# WHAT THE TASK REQUIRES
Your task is to copy the material exactly.
— Begin STORED ROWS —
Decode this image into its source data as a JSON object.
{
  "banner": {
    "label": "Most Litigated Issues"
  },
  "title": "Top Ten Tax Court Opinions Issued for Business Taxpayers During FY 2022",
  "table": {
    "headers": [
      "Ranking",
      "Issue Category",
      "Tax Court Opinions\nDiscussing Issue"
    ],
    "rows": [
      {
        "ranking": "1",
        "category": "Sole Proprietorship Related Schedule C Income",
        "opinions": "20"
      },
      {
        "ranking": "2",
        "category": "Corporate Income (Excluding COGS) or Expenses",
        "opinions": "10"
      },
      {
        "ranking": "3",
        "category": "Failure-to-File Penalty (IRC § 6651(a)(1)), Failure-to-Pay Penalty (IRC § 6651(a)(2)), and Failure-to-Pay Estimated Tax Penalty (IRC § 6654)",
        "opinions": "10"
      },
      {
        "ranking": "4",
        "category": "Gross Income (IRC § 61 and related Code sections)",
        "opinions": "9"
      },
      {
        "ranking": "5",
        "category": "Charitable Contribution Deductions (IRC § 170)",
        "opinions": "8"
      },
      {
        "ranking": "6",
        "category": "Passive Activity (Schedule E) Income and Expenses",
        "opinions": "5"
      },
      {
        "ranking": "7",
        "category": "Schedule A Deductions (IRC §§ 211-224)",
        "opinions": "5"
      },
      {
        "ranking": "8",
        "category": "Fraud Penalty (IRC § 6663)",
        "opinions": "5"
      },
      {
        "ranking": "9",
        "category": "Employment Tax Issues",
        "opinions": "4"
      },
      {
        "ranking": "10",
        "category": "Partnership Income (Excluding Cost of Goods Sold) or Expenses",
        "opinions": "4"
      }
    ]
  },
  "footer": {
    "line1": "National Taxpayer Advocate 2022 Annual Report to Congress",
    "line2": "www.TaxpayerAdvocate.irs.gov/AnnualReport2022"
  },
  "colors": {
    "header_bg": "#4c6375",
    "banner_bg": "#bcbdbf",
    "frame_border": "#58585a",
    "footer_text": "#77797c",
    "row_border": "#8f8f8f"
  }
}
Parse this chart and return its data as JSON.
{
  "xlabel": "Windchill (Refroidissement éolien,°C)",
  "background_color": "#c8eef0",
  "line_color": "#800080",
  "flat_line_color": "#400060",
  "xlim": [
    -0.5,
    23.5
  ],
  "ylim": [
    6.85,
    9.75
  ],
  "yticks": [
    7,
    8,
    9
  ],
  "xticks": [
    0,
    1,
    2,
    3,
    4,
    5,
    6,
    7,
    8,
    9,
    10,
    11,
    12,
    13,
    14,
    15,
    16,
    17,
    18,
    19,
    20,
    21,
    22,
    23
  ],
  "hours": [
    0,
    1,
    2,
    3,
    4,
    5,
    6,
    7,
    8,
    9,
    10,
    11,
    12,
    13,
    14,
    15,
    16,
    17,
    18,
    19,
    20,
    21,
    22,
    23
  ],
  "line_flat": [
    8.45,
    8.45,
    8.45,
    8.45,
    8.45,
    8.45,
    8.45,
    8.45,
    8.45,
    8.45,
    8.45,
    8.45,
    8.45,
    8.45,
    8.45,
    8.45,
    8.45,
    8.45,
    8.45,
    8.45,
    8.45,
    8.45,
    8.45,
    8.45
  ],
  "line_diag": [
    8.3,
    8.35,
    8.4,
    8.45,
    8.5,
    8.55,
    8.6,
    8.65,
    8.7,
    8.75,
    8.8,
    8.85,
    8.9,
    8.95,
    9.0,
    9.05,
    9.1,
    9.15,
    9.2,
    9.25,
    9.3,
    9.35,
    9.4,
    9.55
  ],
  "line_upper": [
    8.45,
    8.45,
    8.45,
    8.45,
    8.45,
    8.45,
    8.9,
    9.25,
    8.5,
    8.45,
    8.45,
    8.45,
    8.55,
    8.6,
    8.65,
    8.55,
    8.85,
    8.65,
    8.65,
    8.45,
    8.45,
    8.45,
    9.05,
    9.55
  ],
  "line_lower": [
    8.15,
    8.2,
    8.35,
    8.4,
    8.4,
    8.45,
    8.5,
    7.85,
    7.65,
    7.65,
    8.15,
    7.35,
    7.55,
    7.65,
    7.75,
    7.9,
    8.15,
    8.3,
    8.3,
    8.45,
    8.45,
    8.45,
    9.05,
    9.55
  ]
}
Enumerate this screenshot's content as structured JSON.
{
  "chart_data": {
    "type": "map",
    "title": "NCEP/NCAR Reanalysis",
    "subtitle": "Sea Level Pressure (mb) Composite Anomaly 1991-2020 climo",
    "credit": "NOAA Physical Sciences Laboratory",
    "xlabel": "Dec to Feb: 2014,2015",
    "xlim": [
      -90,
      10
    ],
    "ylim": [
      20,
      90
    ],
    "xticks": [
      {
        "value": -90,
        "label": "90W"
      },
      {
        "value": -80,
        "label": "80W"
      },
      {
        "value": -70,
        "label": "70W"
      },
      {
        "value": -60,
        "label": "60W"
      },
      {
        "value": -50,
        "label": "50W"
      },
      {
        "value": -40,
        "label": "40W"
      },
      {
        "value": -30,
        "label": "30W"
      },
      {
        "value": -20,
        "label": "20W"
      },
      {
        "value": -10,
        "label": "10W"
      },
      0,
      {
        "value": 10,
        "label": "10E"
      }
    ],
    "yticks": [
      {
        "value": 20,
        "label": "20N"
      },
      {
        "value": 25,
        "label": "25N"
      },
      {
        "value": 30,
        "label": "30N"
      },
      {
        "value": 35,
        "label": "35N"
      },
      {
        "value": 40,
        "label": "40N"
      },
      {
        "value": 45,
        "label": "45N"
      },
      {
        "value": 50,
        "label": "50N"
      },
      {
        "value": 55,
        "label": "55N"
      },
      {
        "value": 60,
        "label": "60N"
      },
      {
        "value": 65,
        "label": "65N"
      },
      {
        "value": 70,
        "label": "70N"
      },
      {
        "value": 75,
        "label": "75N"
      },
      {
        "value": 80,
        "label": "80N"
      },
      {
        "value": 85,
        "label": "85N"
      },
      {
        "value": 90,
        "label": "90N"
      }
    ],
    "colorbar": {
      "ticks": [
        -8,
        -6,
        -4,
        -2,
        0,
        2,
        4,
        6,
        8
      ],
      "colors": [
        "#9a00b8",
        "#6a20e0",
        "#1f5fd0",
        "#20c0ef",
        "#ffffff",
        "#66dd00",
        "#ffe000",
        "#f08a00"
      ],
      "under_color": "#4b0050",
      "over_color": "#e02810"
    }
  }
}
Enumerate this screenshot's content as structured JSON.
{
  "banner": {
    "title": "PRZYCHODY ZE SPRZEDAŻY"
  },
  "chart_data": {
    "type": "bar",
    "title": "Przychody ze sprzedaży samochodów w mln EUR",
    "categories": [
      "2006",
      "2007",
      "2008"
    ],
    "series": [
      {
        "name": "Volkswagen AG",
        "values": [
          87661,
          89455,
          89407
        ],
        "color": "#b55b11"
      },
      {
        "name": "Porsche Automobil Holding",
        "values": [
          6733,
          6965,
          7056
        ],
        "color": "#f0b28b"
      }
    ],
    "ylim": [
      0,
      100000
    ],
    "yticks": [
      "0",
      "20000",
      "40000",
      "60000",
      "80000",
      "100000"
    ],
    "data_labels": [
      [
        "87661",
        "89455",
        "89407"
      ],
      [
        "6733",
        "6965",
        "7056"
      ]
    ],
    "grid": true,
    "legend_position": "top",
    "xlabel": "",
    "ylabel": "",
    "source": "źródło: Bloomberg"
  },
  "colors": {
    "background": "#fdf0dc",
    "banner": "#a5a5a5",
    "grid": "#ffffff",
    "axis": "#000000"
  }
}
— End STORED ROWS —
# FULL SOLUTION
Decode this image into its source data as a JSON object.
{
  "banner": {
    "label": "Most Litigated Issues"
  },
  "title": "Top Ten Tax Court Opinions Issued for Business Taxpayers During FY 2022",
  "table": {
    "headers": [
      "Ranking",
      "Issue Category",
      "Tax Court Opinions\nDiscussing Issue"
    ],
    "rows": [
      {
        "ranking": "1",
        "category": "Sole Proprietorship Related Schedule C Income",
        "opinions": "20"
      },
      {
        "ranking": "2",
        "category": "Corporate Income (Excluding COGS) or Expenses",
        "opinions": "10"
      },
      {
        "ranking": "3",
        "category": "Failure-to-File Penalty (IRC § 6651(a)(1)), Failure-to-Pay Penalty (IRC § 6651(a)(2)), and Failure-to-Pay Estimated Tax Penalty (IRC § 6654)",
        "opinions": "10"
      },
      {
        "ranking": "4",
        "category": "Gross Income (IRC § 61 and related Code sections)",
        "opinions": "9"
      },
      {
        "ranking": "5",
        "category": "Charitable Contribution Deductions (IRC § 170)",
        "opinions": "8"
      },
      {
        "ranking": "6",
        "category": "Passive Activity (Schedule E) Income and Expenses",
        "opinions": "5"
      },
      {
        "ranking": "7",
        "category": "Schedule A Deductions (IRC §§ 211-224)",
        "opinions": "5"
      },
      {
        "ranking": "8",
        "category": "Fraud Penalty (IRC § 6663)",
        "opinions": "5"
      },
      {
        "ranking": "9",
        "category": "Employment Tax Issues",
        "opinions": "4"
      },
      {
        "ranking": "10",
        "category": "Partnership Income (Excluding Cost of Goods Sold) or Expenses",
        "opinions": "4"
      }
    ]
  },
  "footer": {
    "line1": "National Taxpayer Advocate 2022 Annual Report to Congress",
    "line2": "www.TaxpayerAdvocate.irs.gov/AnnualReport2022"
  },
  "colors": {
    "header_bg": "#4c6375",
    "banner_bg": "#bcbdbf",
    "frame_border": "#58585a",
    "footer_text": "#77797c",
    "row_border": "#8f8f8f"
  }
}
Parse this chart and return its data as JSON.
{
  "xlabel": "Windchill (Refroidissement éolien,°C)",
  "background_color": "#c8eef0",
  "line_color": "#800080",
  "flat_line_color": "#400060",
  "xlim": [
    -0.5,
    23.5
  ],
  "ylim": [
    6.85,
    9.75
  ],
  "yticks": [
    7,
    8,
    9
  ],
  "xticks": [
    0,
    1,
    2,
    3,
    4,
    5,
    6,
    7,
    8,
    9,
    10,
    11,
    12,
    13,
    14,
    15,
    16,
    17,
    18,
    19,
    20,
    21,
    22,
    23
  ],
  "hours": [
    0,
    1,
    2,
    3,
    4,
    5,
    6,
    7,
    8,
    9,
    10,
    11,
    12,
    13,
    14,
    15,
    16,
    17,
    18,
    19,
    20,
    21,
    22,
    23
  ],
  "line_flat": [
    8.45,
    8.45,
    8.45,
    8.45,
    8.45,
    8.45,
    8.45,
    8.45,
    8.45,
    8.45,
    8.45,
    8.45,
    8.45,
    8.45,
    8.45,
    8.45,
    8.45,
    8.45,
    8.45,
    8.45,
    8.45,
    8.45,
    8.45,
    8.45
  ],
  "line_diag": [
    8.3,
    8.35,
    8.4,
    8.45,
    8.5,
    8.55,
    8.6,
    8.65,
    8.7,
    8.75,
    8.8,
    8.85,
    8.9,
    8.95,
    9.0,
    9.05,
    9.1,
    9.15,
    9.2,
    9.25,
    9.3,
    9.35,
    9.4,
    9.55
  ],
  "line_upper": [
    8.45,
    8.45,
    8.45,
    8.45,
    8.45,
    8.45,
    8.9,
    9.25,
    8.5,
    8.45,
    8.45,
    8.45,
    8.55,
    8.6,
    8.65,
    8.55,
    8.85,
    8.65,
    8.65,
    8.45,
    8.45,
    8.45,
    9.05,
    9.55
  ],
  "line_lower": [
    8.15,
    8.2,
    8.35,
    8.4,
    8.4,
    8.45,
    8.5,
    7.85,
    7.65,
    7.65,
    8.15,
    7.35,
    7.55,
    7.65,
    7.75,
    7.9,
    8.15,
    8.3,
    8.3,
    8.45,
    8.45,
    8.45,
    9.05,
    9.55
  ]
}
Enumerate this screenshot's content as structured JSON.
{
  "chart_data": {
    "type": "map",
    "title": "NCEP/NCAR Reanalysis",
    "subtitle": "Sea Level Pressure (mb) Composite Anomaly 1991-2020 climo",
    "credit": "NOAA Physical Sciences Laboratory",
    "xlabel": "Dec to Feb: 2014,2015",
    "xlim": [
      -90,
      10
    ],
    "ylim": [
      20,
      90
    ],
    "xticks": [
      {
        "value": -90,
        "label": "90W"
      },
      {
        "value": -80,
        "label": "80W"
      },
      {
        "value": -70,
        "label": "70W"
      },
      {
        "value": -60,
        "label": "60W"
      },
      {
        "value": -50,
        "label": "50W"
      },
      {
        "value": -40,
        "label": "40W"
      },
      {
        "value": -30,
        "label": "30W"
      },
      {
        "value": -20,
        "label": "20W"
      },
      {
        "value": -10,
        "label": "10W"
      },
      0,
      {
        "value": 10,
        "label": "10E"
      }
    ],
    "yticks": [
      {
        "value": 20,
        "label": "20N"
      },
      {
        "value": 25,
        "label": "25N"
      },
      {
        "value": 30,
        "label": "30N"
      },
      {
        "value": 35,
        "label": "35N"
      },
      {
        "value": 40,
        "label": "40N"
      },
      {
        "value": 45,
        "label": "45N"
      },
      {
        "value": 50,
        "label": "50N"
      },
      {
        "value": 55,
        "label": "55N"
      },
      {
        "value": 60,
        "label": "60N"
      },
      {
        "value": 65,
        "label": "65N"
      },
      {
        "value": 70,
        "label": "70N"
      },
      {
        "value": 75,
        "label": "75N"
      },
      {
        "value": 80,
        "label": "80N"
      },
      {
        "value": 85,
        "label": "85N"
      },
      {
        "value": 90,
        "label": "90N"
      }
    ],
    "colorbar": {
      "ticks": [
        -8,
        -6,
        -4,
        -2,
        0,
        2,
        4,
        6,
        8
      ],
      "colors": [
        "#9a00b8",
        "#6a20e0",
        "#1f5fd0",
        "#20c0ef",
        "#ffffff",
        "#66dd00",
        "#ffe000",
        "#f08a00"
      ],
      "under_color": "#4b0050",
      "over_color": "#e02810"
    }
  }
}
Enumerate this screenshot's content as structured JSON.
{
  "banner": {
    "title": "PRZYCHODY ZE SPRZEDAŻY"
  },
  "chart_data": {
    "type": "bar",
    "title": "Przychody ze sprzedaży samochodów w mln EUR",
    "categories": [
      "2006",
      "2007",
      "2008"
    ],
    "series": [
      {
        "name": "Volkswagen AG",
        "values": [
          87661,
          89455,
          89407
        ],
        "color": "#b55b11"
      },
      {
        "name": "Porsche Automobil Holding",
        "values": [
          6733,
          6965,
          7056
        ],
        "color": "#f0b28b"
      }
    ],
    "ylim": [
      0,
      100000
    ],
    "yticks": [
      "0",
      "20000",
      "40000",
      "60000",
      "80000",
      "100000"
    ],
    "data_labels": [
      [
        "87661",
        "89455",
        "89407"
      ],
      [
        "6733",
        "6965",
        "7056"
      ]
    ],
    "grid": true,
    "legend_position": "top",
    "xlabel": "",
    "ylabel": "",
    "source": "źródło: Bloomberg"
  },
  "colors": {
    "background": "#fdf0dc",
    "banner": "#a5a5a5",
    "grid": "#ffffff",
    "axis": "#000000"
  }
}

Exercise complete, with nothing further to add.